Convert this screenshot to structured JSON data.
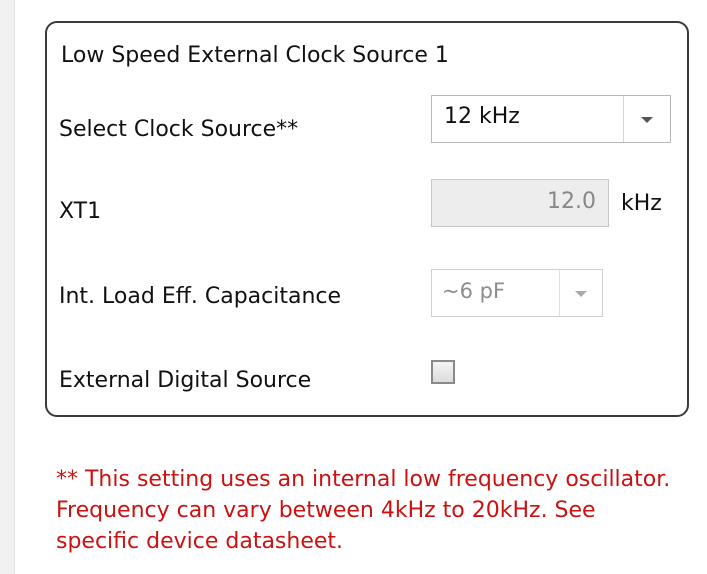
{
  "panel": {
    "title": "Low Speed External Clock Source 1"
  },
  "fields": {
    "select_clock_source": {
      "label": "Select Clock Source**",
      "value": "12 kHz",
      "icon": "chevron-down-icon"
    },
    "xt1": {
      "label": "XT1",
      "value": "12.0",
      "unit": "kHz"
    },
    "capacitance": {
      "label": "Int. Load Eff. Capacitance",
      "value": "~6 pF",
      "icon": "chevron-down-icon"
    },
    "external_digital_source": {
      "label": "External Digital Source",
      "checked": false
    }
  },
  "note": {
    "text": "** This setting uses an internal low frequency oscillator. Frequency can vary between 4kHz to 20kHz. See specific device datasheet."
  },
  "colors": {
    "note_text": "#cc1111",
    "panel_border": "#3a3a3a",
    "readonly_background": "#ededed"
  }
}
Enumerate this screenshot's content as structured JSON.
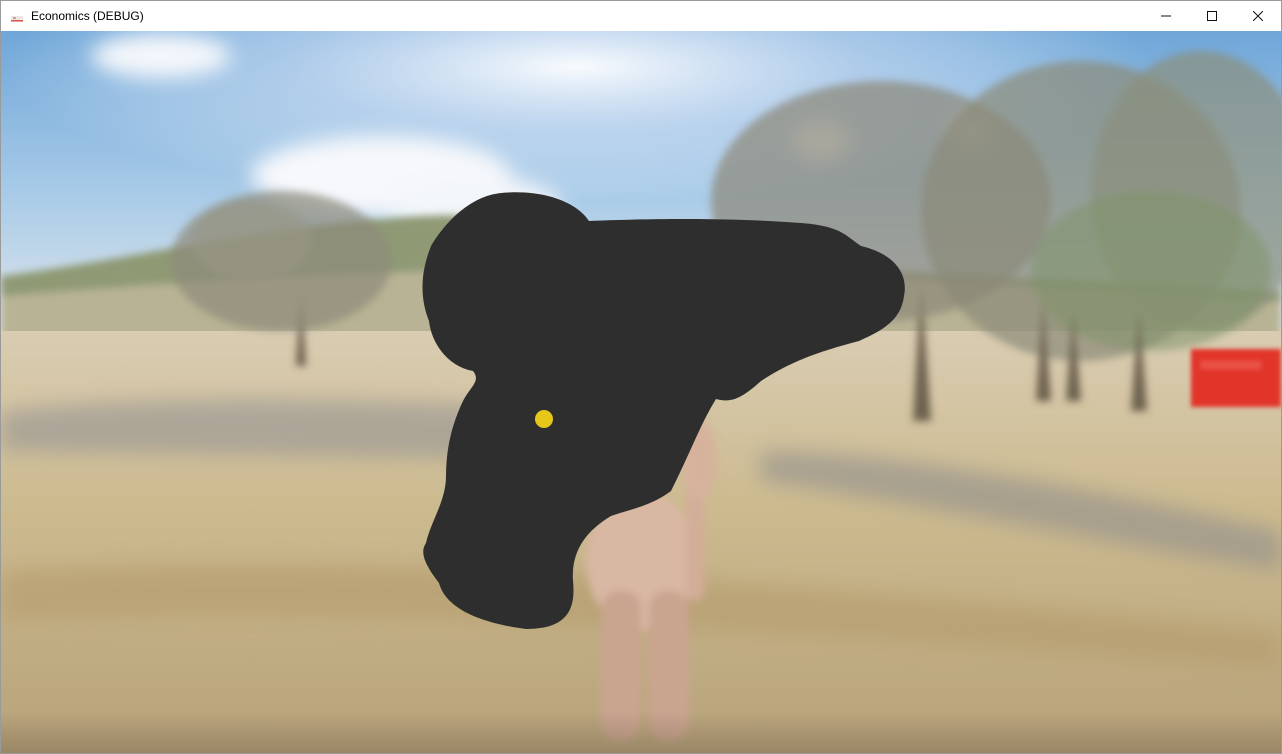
{
  "window": {
    "title": "Economics (DEBUG)",
    "app_icon": "unity-icon",
    "controls": {
      "minimize": "minimize-icon",
      "maximize": "maximize-icon",
      "close": "close-icon"
    }
  },
  "scene": {
    "sky_color": "#8fbfe6",
    "ground_color": "#c9b98f",
    "blob_color": "#2e2e2e",
    "marker_color": "#e6c619",
    "red_sign_color": "#e0322a"
  },
  "status_bar": {
    "text": ""
  }
}
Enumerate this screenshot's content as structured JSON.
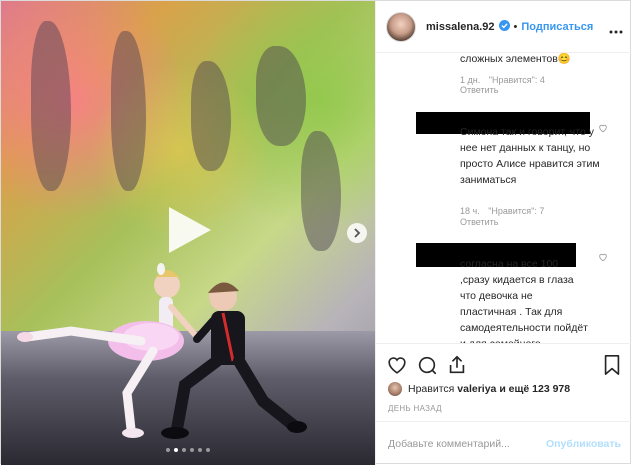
{
  "header": {
    "username": "missalena.92",
    "separator": "•",
    "follow_label": "Подписаться"
  },
  "comments": [
    {
      "text": "сложных элементов😊",
      "time": "1 дн.",
      "likes": "\"Нравится\": 4",
      "reply": "Ответить"
    },
    {
      "text": "Симона так и говорит, что у нее нет данных к танцу, но просто Алисе нравится этим заниматься",
      "time": "18 ч.",
      "likes": "\"Нравится\": 7",
      "reply": "Ответить"
    },
    {
      "text": "согласна на все 100 ,сразу кидается в глаза что девочка не пластичная . Так для самодеятельности пойдёт и для семейного"
    }
  ],
  "likes": {
    "prefix": "Нравится",
    "user": "valeriya",
    "suffix": "и ещё 123 978"
  },
  "timestamp": "ДЕНЬ НАЗАД",
  "add_comment": {
    "placeholder": "Добавьте комментарий...",
    "publish_label": "Опубликовать"
  },
  "media": {
    "type": "video",
    "carousel_dots": 6,
    "active_dot": 1
  },
  "colors": {
    "accent": "#3897f0",
    "publish_disabled": "#b2dffc",
    "meta_text": "#999999"
  }
}
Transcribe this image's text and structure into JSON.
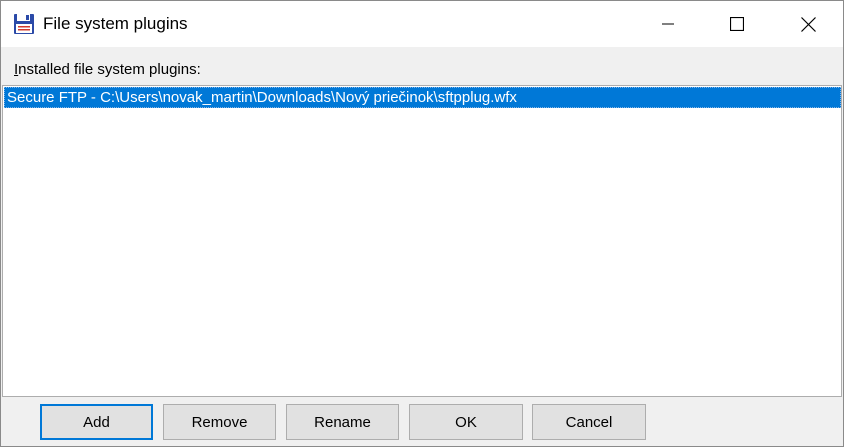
{
  "window": {
    "title": "File system plugins",
    "icon": "floppy-disk-icon",
    "controls": {
      "minimize": "minimize-icon",
      "maximize": "maximize-icon",
      "close": "close-icon"
    }
  },
  "list": {
    "label_mnemonic": "I",
    "label_rest": "nstalled file system plugins:",
    "items": [
      {
        "label": "Secure FTP  -  C:\\Users\\novak_martin\\Downloads\\Nový priečinok\\sftpplug.wfx",
        "selected": true
      }
    ]
  },
  "buttons": {
    "add": "Add",
    "remove": "Remove",
    "rename": "Rename",
    "ok": "OK",
    "cancel": "Cancel"
  },
  "colors": {
    "selection": "#0078d7",
    "button_face": "#e1e1e1",
    "dialog_bg": "#f0f0f0"
  }
}
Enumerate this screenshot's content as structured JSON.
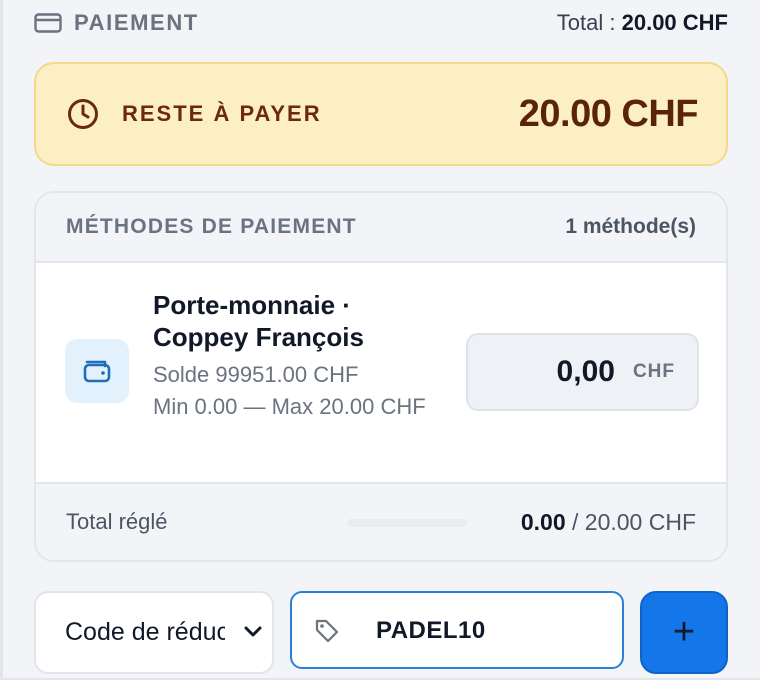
{
  "header": {
    "title": "PAIEMENT",
    "total_label": "Total :",
    "total_value": "20.00 CHF"
  },
  "remaining": {
    "label": "RESTE À PAYER",
    "amount": "20.00 CHF"
  },
  "methods": {
    "title": "MÉTHODES DE PAIEMENT",
    "count": "1 méthode(s)",
    "items": [
      {
        "icon": "wallet-icon",
        "name": "Porte-monnaie · Coppey François",
        "balance": "Solde 99951.00 CHF",
        "limits": "Min 0.00 — Max 20.00 CHF",
        "amount": "0,00",
        "unit": "CHF"
      }
    ],
    "footer": {
      "label": "Total réglé",
      "paid": "0.00",
      "separator_total": "/ 20.00 CHF",
      "progress": 0
    }
  },
  "reduction": {
    "select_value": "Code de réduction",
    "code_value": "PADEL10",
    "add_label": "+"
  },
  "colors": {
    "accent": "#1476e8",
    "warning_bg": "#fdefc4",
    "warning_text": "#5a240a"
  }
}
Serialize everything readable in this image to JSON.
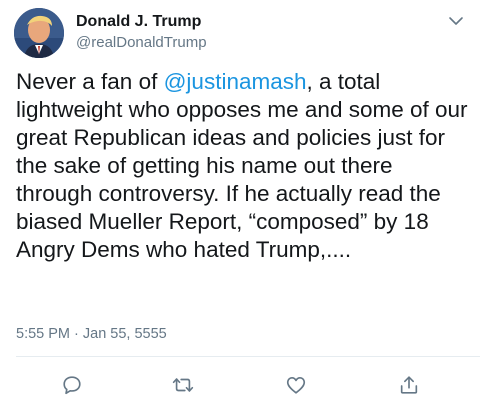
{
  "tweet": {
    "author": {
      "display_name": "Donald J. Trump",
      "handle": "@realDonaldTrump"
    },
    "text": {
      "before_mention": "Never a fan of ",
      "mention": "@justinamash",
      "after_mention": ", a total lightweight who opposes me and some of our great Republican ideas and policies just for the sake of getting his name out there through controversy. If he actually read the biased Mueller Report, “composed” by 18 Angry Dems who hated Trump,...."
    },
    "timestamp": "5:55 PM · Jan 55, 5555"
  },
  "icons": {
    "menu": "chevron-down-icon",
    "reply": "reply-icon",
    "retweet": "retweet-icon",
    "like": "heart-icon",
    "share": "share-icon"
  },
  "colors": {
    "link": "#1b95e0",
    "secondary_text": "#657786",
    "primary_text": "#14171a",
    "divider": "#e6ecf0"
  }
}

+++

**Exercise goal**
Copy each line of the records precisely and drop any images they hold.

**The response**
Convert this screenshot to structured JSON data.
{
  "panel": {
    "title": "Low Speed External Clock Source 1"
  },
  "fields": {
    "select_clock_source": {
      "label": "Select Clock Source**",
      "value": "12 kHz",
      "icon": "chevron-down-icon"
    },
    "xt1": {
      "label": "XT1",
      "value": "12.0",
      "unit": "kHz"
    },
    "capacitance": {
      "label": "Int. Load Eff. Capacitance",
      "value": "~6 pF",
      "icon": "chevron-down-icon"
    },
    "external_digital_source": {
      "label": "External Digital Source",
      "checked": false
    }
  },
  "note": {
    "text": "** This setting uses an internal low frequency oscillator. Frequency can vary between 4kHz to 20kHz. See specific device datasheet."
  },
  "colors": {
    "note_text": "#cc1111",
    "panel_border": "#3a3a3a",
    "readonly_background": "#ededed"
  }
}
Enumerate this screenshot's content as structured JSON.
{
  "window": {
    "title": "Economics (DEBUG)",
    "app_icon": "unity-icon",
    "controls": {
      "minimize": "minimize-icon",
      "maximize": "maximize-icon",
      "close": "close-icon"
    }
  },
  "scene": {
    "sky_color": "#8fbfe6",
    "ground_color": "#c9b98f",
    "blob_color": "#2e2e2e",
    "marker_color": "#e6c619",
    "red_sign_color": "#e0322a"
  },
  "status_bar": {
    "text": ""
  }
}
Enumerate this screenshot's content as structured JSON.
{
  "header": {
    "username": "missalena.92",
    "separator": "•",
    "follow_label": "Подписаться"
  },
  "comments": [
    {
      "text": "сложных элементов😊",
      "time": "1 дн.",
      "likes": "\"Нравится\": 4",
      "reply": "Ответить"
    },
    {
      "text": "Симона так и говорит, что у нее нет данных к танцу, но просто Алисе нравится этим заниматься",
      "time": "18 ч.",
      "likes": "\"Нравится\": 7",
      "reply": "Ответить"
    },
    {
      "text": "согласна на все 100 ,сразу кидается в глаза что девочка не пластичная . Так для самодеятельности пойдёт и для семейного"
    }
  ],
  "likes": {
    "prefix": "Нравится",
    "user": "valeriya",
    "suffix": "и ещё 123 978"
  },
  "timestamp": "ДЕНЬ НАЗАД",
  "add_comment": {
    "placeholder": "Добавьте комментарий...",
    "publish_label": "Опубликовать"
  },
  "media": {
    "type": "video",
    "carousel_dots": 6,
    "active_dot": 1
  },
  "colors": {
    "accent": "#3897f0",
    "publish_disabled": "#b2dffc",
    "meta_text": "#999999"
  }
}
Transcribe this image's text and structure into JSON.
{
  "window": {
    "title": "File system plugins",
    "icon": "floppy-disk-icon",
    "controls": {
      "minimize": "minimize-icon",
      "maximize": "maximize-icon",
      "close": "close-icon"
    }
  },
  "list": {
    "label_mnemonic": "I",
    "label_rest": "nstalled file system plugins:",
    "items": [
      {
        "label": "Secure FTP  -  C:\\Users\\novak_martin\\Downloads\\Nový priečinok\\sftpplug.wfx",
        "selected": true
      }
    ]
  },
  "buttons": {
    "add": "Add",
    "remove": "Remove",
    "rename": "Rename",
    "ok": "OK",
    "cancel": "Cancel"
  },
  "colors": {
    "selection": "#0078d7",
    "button_face": "#e1e1e1",
    "dialog_bg": "#f0f0f0"
  }
}
Enumerate this screenshot's content as structured JSON.
{
  "header": {
    "title": "PAIEMENT",
    "total_label": "Total :",
    "total_value": "20.00 CHF"
  },
  "remaining": {
    "label": "RESTE À PAYER",
    "amount": "20.00 CHF"
  },
  "methods": {
    "title": "MÉTHODES DE PAIEMENT",
    "count": "1 méthode(s)",
    "items": [
      {
        "icon": "wallet-icon",
        "name": "Porte-monnaie · Coppey François",
        "balance": "Solde 99951.00 CHF",
        "limits": "Min 0.00 — Max 20.00 CHF",
        "amount": "0,00",
        "unit": "CHF"
      }
    ],
    "footer": {
      "label": "Total réglé",
      "paid": "0.00",
      "separator_total": "/ 20.00 CHF",
      "progress": 0
    }
  },
  "reduction": {
    "select_value": "Code de réduction",
    "code_value": "PADEL10",
    "add_label": "+"
  },
  "colors": {
    "accent": "#1476e8",
    "warning_bg": "#fdefc4",
    "warning_text": "#5a240a"
  }
}
Serialize everything readable in this image to JSON.
{
  "tweet": {
    "author": {
      "display_name": "Donald J. Trump",
      "handle": "@realDonaldTrump"
    },
    "text": {
      "before_mention": "Never a fan of ",
      "mention": "@justinamash",
      "after_mention": ", a total lightweight who opposes me and some of our great Republican ideas and policies just for the sake of getting his name out there through controversy. If he actually read the biased Mueller Report, “composed” by 18 Angry Dems who hated Trump,...."
    },
    "timestamp": "5:55 PM · Jan 55, 5555"
  },
  "icons": {
    "menu": "chevron-down-icon",
    "reply": "reply-icon",
    "retweet": "retweet-icon",
    "like": "heart-icon",
    "share": "share-icon"
  },
  "colors": {
    "link": "#1b95e0",
    "secondary_text": "#657786",
    "primary_text": "#14171a",
    "divider": "#e6ecf0"
  }
}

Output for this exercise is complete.